Starting at the line that contains "Output the text content of this document.", quote every line through the end of the entries, word for word, skipping the pictures.

--- Begin ---

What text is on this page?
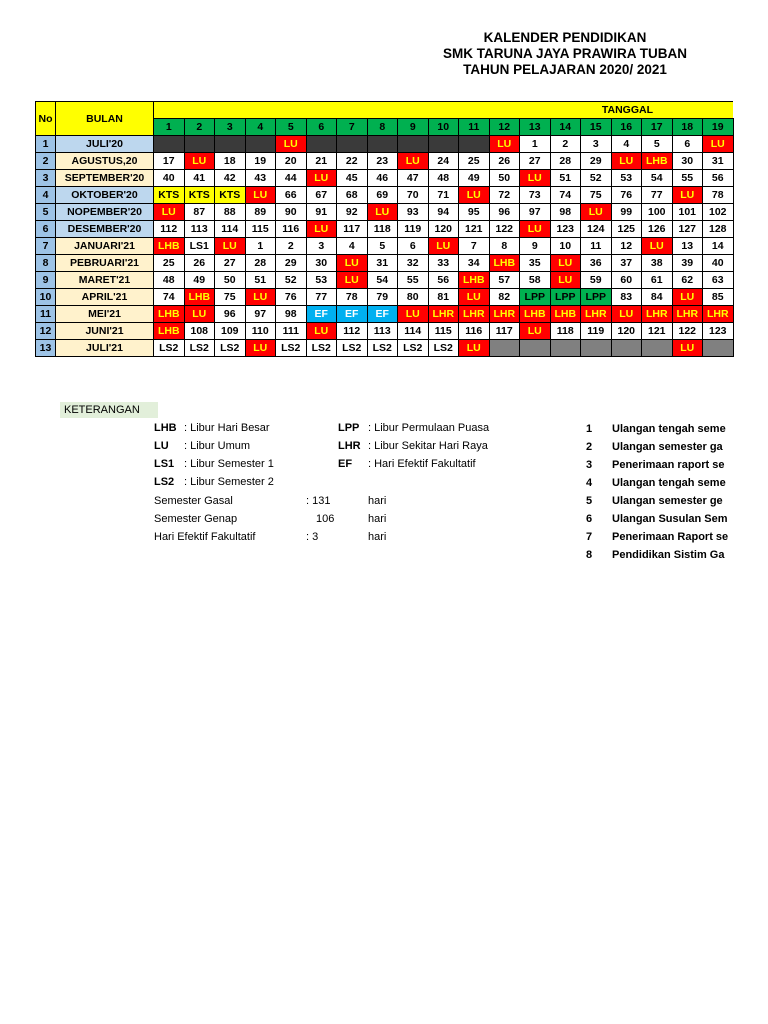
KALENDER PENDIDIKAN
SMK TARUNA JAYA PRAWIRA TUBAN
TAHUN PELAJARAN 2020/ 2021
No	BULAN	TANGGAL																		
		1	2	3	4	5	6	7	8	9	10	11	12	13	14	15	16	17	18	19
1	JULI'20					LU							LU	1	2	3	4	5	6	LU
2	AGUSTUS,20	17	LU	18	19	20	21	22	23	LU	24	25	26	27	28	29	LU	LHB	30	31
3	SEPTEMBER'20	40	41	42	43	44	LU	45	46	47	48	49	50	LU	51	52	53	54	55	56
4	OKTOBER'20	KTS	KTS	KTS	LU	66	67	68	69	70	71	LU	72	73	74	75	76	77	LU	78
5	NOPEMBER'20	LU	87	88	89	90	91	92	LU	93	94	95	96	97	98	LU	99	100	101	102
6	DESEMBER'20	112	113	114	115	116	LU	117	118	119	120	121	122	LU	123	124	125	126	127	128
7	JANUARI'21	LHB	LS1	LU	1	2	3	4	5	6	LU	7	8	9	10	11	12	LU	13	14
8	PEBRUARI'21	25	26	27	28	29	30	LU	31	32	33	34	LHB	35	LU	36	37	38	39	40
9	MARET'21	48	49	50	51	52	53	LU	54	55	56	LHB	57	58	LU	59	60	61	62	63
10	APRIL'21	74	LHB	75	LU	76	77	78	79	80	81	LU	82	LPP	LPP	LPP	83	84	LU	85
11	MEI'21	LHB	LU	96	97	98	EF	EF	EF	LU	LHR	LHR	LHR	LHB	LHB	LHR	LU	LHR	LHR	LHR
12	JUNI'21	LHB	108	109	110	111	LU	112	113	114	115	116	117	LU	118	119	120	121	122	123
13	JULI'21	LS2	LS2	LS2	LU	LS2	LS2	LS2	LS2	LS2	LS2	LU							LU	
KETERANGAN
LHB : Libur Hari Besar
LU : Libur Umum
LS1 : Libur Semester 1
LS2 : Libur Semester 2
LPP : Libur Permulaan Puasa
LHR : Libur Sekitar Hari Raya
EF : Hari Efektif Fakultatif
Semester Gasal	: 131	hari
Semester Genap	106	hari
Hari Efektif Fakultatif	: 3	hari
1 Ulangan tengah seme
2 Ulangan semester ga
3 Penerimaan raport se
4 Ulangan tengah seme
5 Ulangan semester ge
6 Ulangan Susulan Sem
7 Penerimaan Raport se
8 Pendidikan Sistim Ga
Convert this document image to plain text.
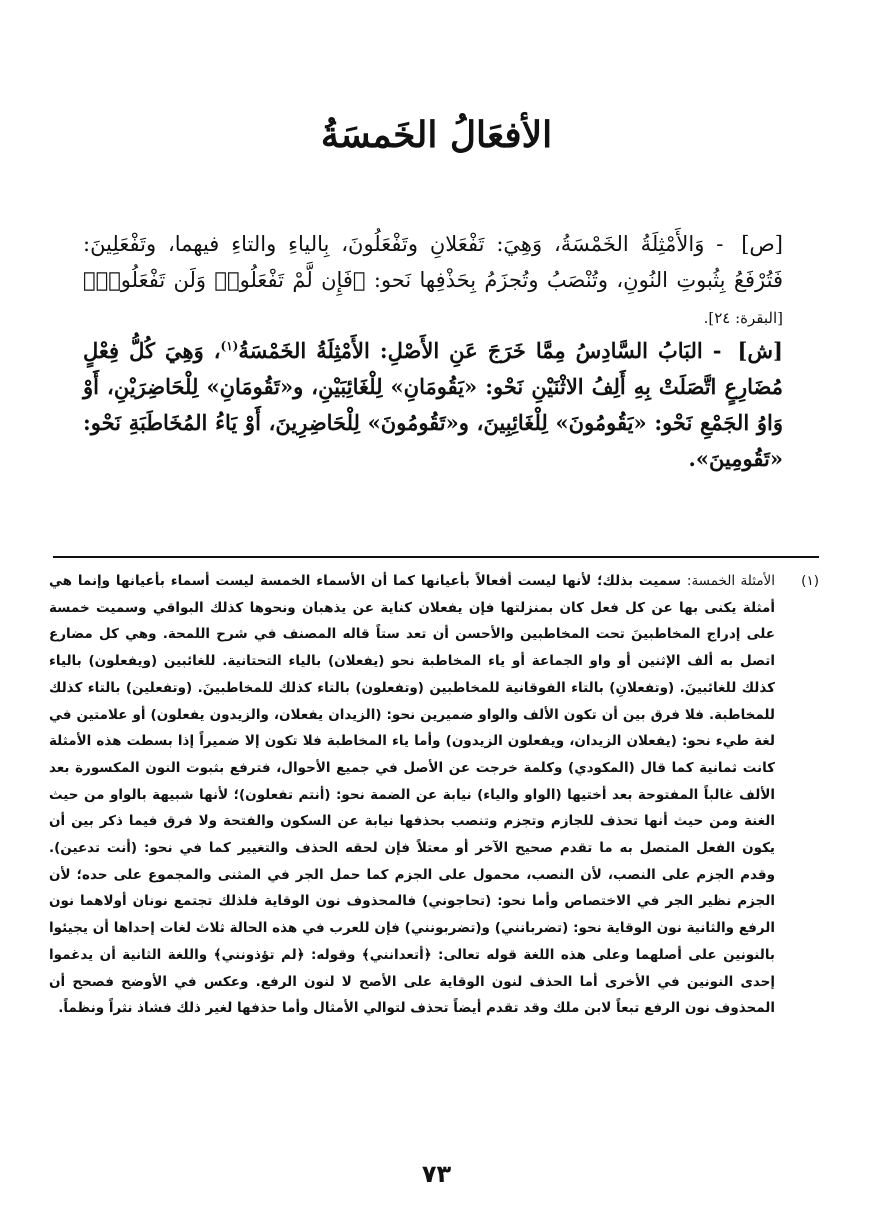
الأفعَالُ الخَمسَةُ
[ص] - وَالأَمْثِلَةُ الخَمْسَةُ، وَهِيَ: تَفْعَلانِ وتَفْعَلُونَ، بِالياءِ والتاءِ فيهما، وتَفْعَلِينَ: فَتُرْفَعُ بِثُبوتِ النُونِ، وتُنْصَبُ وتُجزَمُ بِحَذْفِها نَحو: ﴿فَإِن لَّمْ تَفْعَلُوا۟ وَلَن تَفْعَلُوا۟﴾ [البقرة: ٢٤].
[ش] - البَابُ السَّادِسُ مِمَّا خَرَجَ عَنِ الأَصْلِ: الأَمْثِلَةُ الخَمْسَةُ$^{(١)}$، وَهِيَ كُلُّ فِعْلٍ مُضَارِعٍ اتَّصَلَتْ بِهِ أَلِفُ الاثْنَيْنِ نَحْو: «يَقُومَانِ» لِلْغَائِبَيْنِ، و«تَقُومَانِ» لِلْحَاضِرَيْنِ، أَوْ وَاوُ الجَمْعِ نَحْو: «يَقُومُونَ» لِلْغَائِبِينَ، و«تَقُومُونَ» لِلْحَاضِرِينَ، أَوْ يَاءُ المُخَاطَبَةِ نَحْو: «تَقُومِينَ».
(١)
الأمثلة الخمسة: سميت بذلك؛ لأنها ليست أفعالاً بأعيانها كما أن الأسماء الخمسة ليست أسماء بأعيانها وإنما هي أمثلة يكنى بها عن كل فعل كان بمنزلتها فإن يفعلان كناية عن يذهبان ونحوها كذلك البواقي وسميت خمسة على إدراج المخاطبينَ تحت المخاطبين والأحسن أن تعد ستاً قاله المصنف في شرح اللمحة. وهي كل مضارع اتصل به ألف الإثنين أو واو الجماعة أو ياء المخاطبة نحو (يفعلان) بالياء التحتانية. للغائبين (ويفعلون) بالياء كذلك للغائبينَ. (وتفعلانِ) بالتاء الفوقانية للمخاطبين (وتفعلون) بالتاء كذلك للمخاطبينَ. (وتفعلين) بالتاء كذلك للمخاطبة. فلا فرق بين أن تكون الألف والواو ضميرين نحو: (الزيدان يفعلان، والزيدون يفعلون) أو علامتين في لغة طيء نحو: (يفعلان الزيدان، ويفعلون الزيدون) وأما ياء المخاطبة فلا تكون إلا ضميراً إذا بسطت هذه الأمثلة كانت ثمانية كما قال (المكودي) وكلمة خرجت عن الأصل في جميع الأحوال، فترفع بثبوت النون المكسورة بعد الألف غالباً المفتوحة بعد أختيها (الواو والياء) نيابة عن الضمة نحو: (أنتم تفعلون)؛ لأنها شبيهة بالواو من حيث الغنة ومن حيث أنها تحذف للجازم وتجزم وتنصب بحذفها نيابة عن السكون والفتحة ولا فرق فيما ذكر بين أن يكون الفعل المتصل به ما تقدم صحيح الآخر أو معتلاً فإن لحقه الحذف والتغيير كما في نحو: (أنت تدعين). وقدم الجزم على النصب، لأن النصب، محمول على الجزم كما حمل الجر في المثنى والمجموع على حده؛ لأن الجزم نظير الجر في الاختصاص وأما نحو: (تحاجوني) فالمحذوف نون الوقاية فلذلك تجتمع نونان أولاهما نون الرفع والثانية نون الوقاية نحو: (تضربانني) و(تضربونني) فإن للعرب في هذه الحالة ثلاث لغات إحداها أن يجيئوا بالنونين على أصلهما وعلى هذه اللغة قوله تعالى: ﴿أتعدانني﴾ وقوله: ﴿لم تؤذونني﴾ واللغة الثانية أن يدغموا إحدى النونين في الأخرى أما الحذف لنون الوقاية على الأصح لا لنون الرفع. وعكس في الأوضح فصحح أن المحذوف نون الرفع تبعاً لابن ملك وقد تقدم أيضاً تحذف لتوالي الأمثال وأما حذفها لغير ذلك فشاذ نثراً ونظماً.
٧٣
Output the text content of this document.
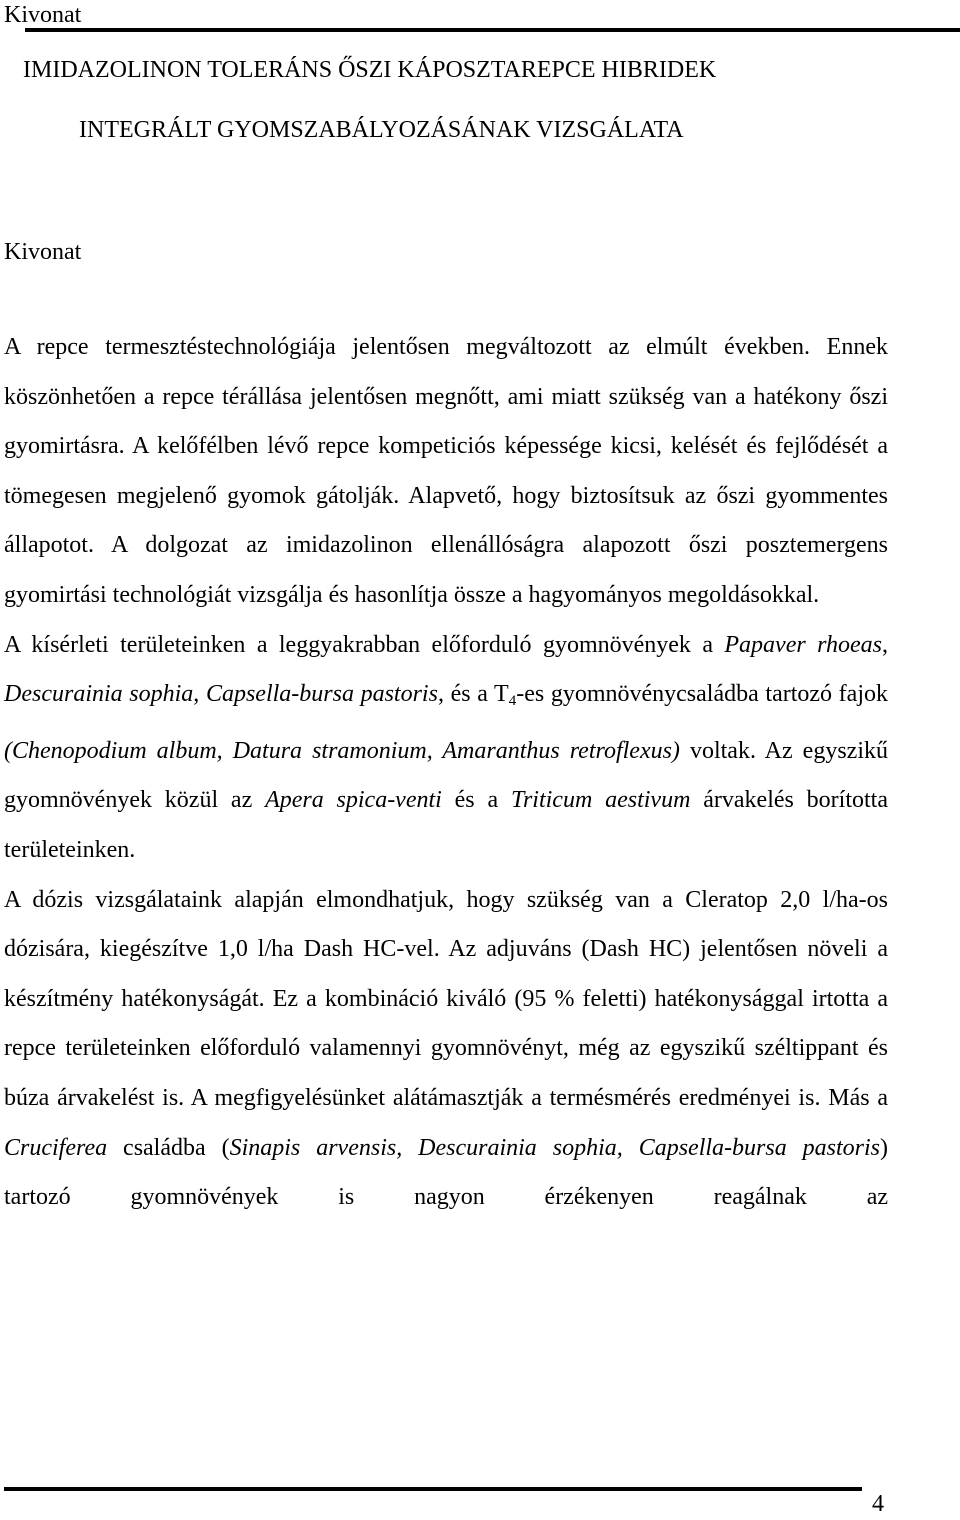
Kivonat
IMIDAZOLINON TOLERÁNS ŐSZI KÁPOSZTAREPCE HIBRIDEK
INTEGRÁLT GYOMSZABÁLYOZÁSÁNAK VIZSGÁLATA
Kivonat

A repce termesztéstechnológiája jelentősen megváltozott az elmúlt években. Ennek köszönhetően a repce térállása jelentősen megnőtt, ami miatt szükség van a hatékony őszi gyomirtásra. A kelőfélben lévő repce kompeticiós képessége kicsi, kelését és fejlődését a tömegesen megjelenő gyomok gátolják. Alapvető, hogy biztosítsuk az őszi gyommentes állapotot. A dolgozat az imidazolinon ellenállóságra alapozott őszi posztemergens gyomirtási technológiát vizsgálja és hasonlítja össze a hagyományos megoldásokkal.

A kísérleti területeinken a leggyakrabban előforduló gyomnövények a Papaver rhoeas, Descurainia sophia, Capsella-bursa pastoris, és a $T_4-es$ gyomnövénycsaládba tartozó fajok (Chenopodium album, Datura stramonium, Amaranthus retroflexus) voltak. Az egyszikű gyomnövények közül az Apera spica-venti és a Triticum aestivum árvakelés borította területeinken.

A dózis vizsgálataink alapján elmondhatjuk, hogy szükség van a Cleratop 2,0 l/ha-os dózisára, kiegészítve 1,0 l/ha Dash HC-vel. Az adjuváns (Dash HC) jelentősen növeli a készítmény hatékonyságát. Ez a kombináció kiváló (95 % feletti) hatékonysággal irtotta a repce területeinken előforduló valamennyi gyomnövényt, még az egyszikű széltippant és búza árvakelést is. A megfigyelésünket alátámasztják a termésmérés eredményei is. Más a Cruciferea családba (Sinapis arvensis, Descurainia sophia, Capsella-bursa pastoris) tartozó gyomnövények is nagyon érzékenyen reagálnak az

4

--- End ---

Result:
Output the text content of this document.
Kivonat
IMIDAZOLINON TOLERÁNS ŐSZI KÁPOSZTAREPCE HIBRIDEK
INTEGRÁLT GYOMSZABÁLYOZÁSÁNAK VIZSGÁLATA
Kivonat

A repce termesztéstechnológiája jelentősen megváltozott az elmúlt években. Ennek köszönhetően a repce térállása jelentősen megnőtt, ami miatt szükség van a hatékony őszi gyomirtásra. A kelőfélben lévő repce kompeticiós képessége kicsi, kelését és fejlődését a tömegesen megjelenő gyomok gátolják. Alapvető, hogy biztosítsuk az őszi gyommentes állapotot. A dolgozat az imidazolinon ellenállóságra alapozott őszi posztemergens gyomirtási technológiát vizsgálja és hasonlítja össze a hagyományos megoldásokkal.

A kísérleti területeinken a leggyakrabban előforduló gyomnövények a Papaver rhoeas, Descurainia sophia, Capsella-bursa pastoris, és a $T_4-es$ gyomnövénycsaládba tartozó fajok (Chenopodium album, Datura stramonium, Amaranthus retroflexus) voltak. Az egyszikű gyomnövények közül az Apera spica-venti és a Triticum aestivum árvakelés borította területeinken.

A dózis vizsgálataink alapján elmondhatjuk, hogy szükség van a Cleratop 2,0 l/ha-os dózisára, kiegészítve 1,0 l/ha Dash HC-vel. Az adjuváns (Dash HC) jelentősen növeli a készítmény hatékonyságát. Ez a kombináció kiváló (95 % feletti) hatékonysággal irtotta a repce területeinken előforduló valamennyi gyomnövényt, még az egyszikű széltippant és búza árvakelést is. A megfigyelésünket alátámasztják a termésmérés eredményei is. Más a Cruciferea családba (Sinapis arvensis, Descurainia sophia, Capsella-bursa pastoris) tartozó gyomnövények is nagyon érzékenyen reagálnak az

4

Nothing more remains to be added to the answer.